→ Stated exercise:
Transcribe the material in full, exactly as written.

→ Record extracts:

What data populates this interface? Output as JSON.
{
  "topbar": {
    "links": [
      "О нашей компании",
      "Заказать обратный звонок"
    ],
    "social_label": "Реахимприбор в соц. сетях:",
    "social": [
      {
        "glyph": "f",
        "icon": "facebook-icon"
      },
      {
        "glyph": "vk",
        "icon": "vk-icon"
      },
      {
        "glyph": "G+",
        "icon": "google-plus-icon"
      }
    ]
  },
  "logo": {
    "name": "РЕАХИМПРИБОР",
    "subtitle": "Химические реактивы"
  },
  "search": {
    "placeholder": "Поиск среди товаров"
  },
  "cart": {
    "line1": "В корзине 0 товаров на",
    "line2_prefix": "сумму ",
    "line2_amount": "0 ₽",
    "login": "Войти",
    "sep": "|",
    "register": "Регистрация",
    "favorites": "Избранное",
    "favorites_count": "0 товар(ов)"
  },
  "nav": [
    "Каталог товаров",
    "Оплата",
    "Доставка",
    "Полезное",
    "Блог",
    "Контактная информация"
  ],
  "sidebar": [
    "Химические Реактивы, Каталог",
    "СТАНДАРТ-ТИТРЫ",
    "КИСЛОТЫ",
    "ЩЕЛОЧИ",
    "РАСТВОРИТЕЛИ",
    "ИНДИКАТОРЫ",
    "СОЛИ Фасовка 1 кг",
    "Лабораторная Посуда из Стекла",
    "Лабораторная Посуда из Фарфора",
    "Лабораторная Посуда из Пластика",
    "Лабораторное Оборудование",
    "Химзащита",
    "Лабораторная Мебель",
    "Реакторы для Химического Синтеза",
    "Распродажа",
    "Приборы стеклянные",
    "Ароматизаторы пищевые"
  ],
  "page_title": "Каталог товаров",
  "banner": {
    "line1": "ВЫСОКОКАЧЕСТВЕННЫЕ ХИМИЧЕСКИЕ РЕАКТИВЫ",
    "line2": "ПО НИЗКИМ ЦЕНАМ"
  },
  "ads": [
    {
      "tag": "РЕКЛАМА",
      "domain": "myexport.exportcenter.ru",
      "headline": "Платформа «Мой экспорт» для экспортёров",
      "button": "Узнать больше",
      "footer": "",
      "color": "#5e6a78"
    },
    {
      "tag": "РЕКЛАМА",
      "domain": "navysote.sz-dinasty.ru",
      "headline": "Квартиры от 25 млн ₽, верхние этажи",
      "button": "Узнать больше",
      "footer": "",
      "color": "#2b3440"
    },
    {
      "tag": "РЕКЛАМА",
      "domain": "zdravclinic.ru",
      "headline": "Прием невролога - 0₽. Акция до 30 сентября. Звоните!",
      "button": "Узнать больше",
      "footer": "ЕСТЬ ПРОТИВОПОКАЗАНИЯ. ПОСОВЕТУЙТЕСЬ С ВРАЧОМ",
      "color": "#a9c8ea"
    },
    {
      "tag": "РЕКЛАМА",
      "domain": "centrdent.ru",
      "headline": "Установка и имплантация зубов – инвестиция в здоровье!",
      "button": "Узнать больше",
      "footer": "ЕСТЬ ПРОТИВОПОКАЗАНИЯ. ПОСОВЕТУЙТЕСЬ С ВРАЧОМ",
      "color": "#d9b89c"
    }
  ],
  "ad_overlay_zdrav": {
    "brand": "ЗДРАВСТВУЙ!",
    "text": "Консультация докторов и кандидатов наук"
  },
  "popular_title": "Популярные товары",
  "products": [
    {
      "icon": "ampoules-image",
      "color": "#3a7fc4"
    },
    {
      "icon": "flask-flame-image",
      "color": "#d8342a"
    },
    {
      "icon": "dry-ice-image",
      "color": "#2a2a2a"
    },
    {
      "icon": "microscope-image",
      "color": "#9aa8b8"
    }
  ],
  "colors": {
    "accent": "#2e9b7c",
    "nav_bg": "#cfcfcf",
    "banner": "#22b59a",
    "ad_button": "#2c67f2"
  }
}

→ Final result:
What data populates this interface? Output as JSON.
{
  "topbar": {
    "links": [
      "О нашей компании",
      "Заказать обратный звонок"
    ],
    "social_label": "Реахимприбор в соц. сетях:",
    "social": [
      {
        "glyph": "f",
        "icon": "facebook-icon"
      },
      {
        "glyph": "vk",
        "icon": "vk-icon"
      },
      {
        "glyph": "G+",
        "icon": "google-plus-icon"
      }
    ]
  },
  "logo": {
    "name": "РЕАХИМПРИБОР",
    "subtitle": "Химические реактивы"
  },
  "search": {
    "placeholder": "Поиск среди товаров"
  },
  "cart": {
    "line1": "В корзине 0 товаров на",
    "line2_prefix": "сумму ",
    "line2_amount": "0 ₽",
    "login": "Войти",
    "sep": "|",
    "register": "Регистрация",
    "favorites": "Избранное",
    "favorites_count": "0 товар(ов)"
  },
  "nav": [
    "Каталог товаров",
    "Оплата",
    "Доставка",
    "Полезное",
    "Блог",
    "Контактная информация"
  ],
  "sidebar": [
    "Химические Реактивы, Каталог",
    "СТАНДАРТ-ТИТРЫ",
    "КИСЛОТЫ",
    "ЩЕЛОЧИ",
    "РАСТВОРИТЕЛИ",
    "ИНДИКАТОРЫ",
    "СОЛИ Фасовка 1 кг",
    "Лабораторная Посуда из Стекла",
    "Лабораторная Посуда из Фарфора",
    "Лабораторная Посуда из Пластика",
    "Лабораторное Оборудование",
    "Химзащита",
    "Лабораторная Мебель",
    "Реакторы для Химического Синтеза",
    "Распродажа",
    "Приборы стеклянные",
    "Ароматизаторы пищевые"
  ],
  "page_title": "Каталог товаров",
  "banner": {
    "line1": "ВЫСОКОКАЧЕСТВЕННЫЕ ХИМИЧЕСКИЕ РЕАКТИВЫ",
    "line2": "ПО НИЗКИМ ЦЕНАМ"
  },
  "ads": [
    {
      "tag": "РЕКЛАМА",
      "domain": "myexport.exportcenter.ru",
      "headline": "Платформа «Мой экспорт» для экспортёров",
      "button": "Узнать больше",
      "footer": "",
      "color": "#5e6a78"
    },
    {
      "tag": "РЕКЛАМА",
      "domain": "navysote.sz-dinasty.ru",
      "headline": "Квартиры от 25 млн ₽, верхние этажи",
      "button": "Узнать больше",
      "footer": "",
      "color": "#2b3440"
    },
    {
      "tag": "РЕКЛАМА",
      "domain": "zdravclinic.ru",
      "headline": "Прием невролога - 0₽. Акция до 30 сентября. Звоните!",
      "button": "Узнать больше",
      "footer": "ЕСТЬ ПРОТИВОПОКАЗАНИЯ. ПОСОВЕТУЙТЕСЬ С ВРАЧОМ",
      "color": "#a9c8ea"
    },
    {
      "tag": "РЕКЛАМА",
      "domain": "centrdent.ru",
      "headline": "Установка и имплантация зубов – инвестиция в здоровье!",
      "button": "Узнать больше",
      "footer": "ЕСТЬ ПРОТИВОПОКАЗАНИЯ. ПОСОВЕТУЙТЕСЬ С ВРАЧОМ",
      "color": "#d9b89c"
    }
  ],
  "ad_overlay_zdrav": {
    "brand": "ЗДРАВСТВУЙ!",
    "text": "Консультация докторов и кандидатов наук"
  },
  "popular_title": "Популярные товары",
  "products": [
    {
      "icon": "ampoules-image",
      "color": "#3a7fc4"
    },
    {
      "icon": "flask-flame-image",
      "color": "#d8342a"
    },
    {
      "icon": "dry-ice-image",
      "color": "#2a2a2a"
    },
    {
      "icon": "microscope-image",
      "color": "#9aa8b8"
    }
  ],
  "colors": {
    "accent": "#2e9b7c",
    "nav_bg": "#cfcfcf",
    "banner": "#22b59a",
    "ad_button": "#2c67f2"
  }
}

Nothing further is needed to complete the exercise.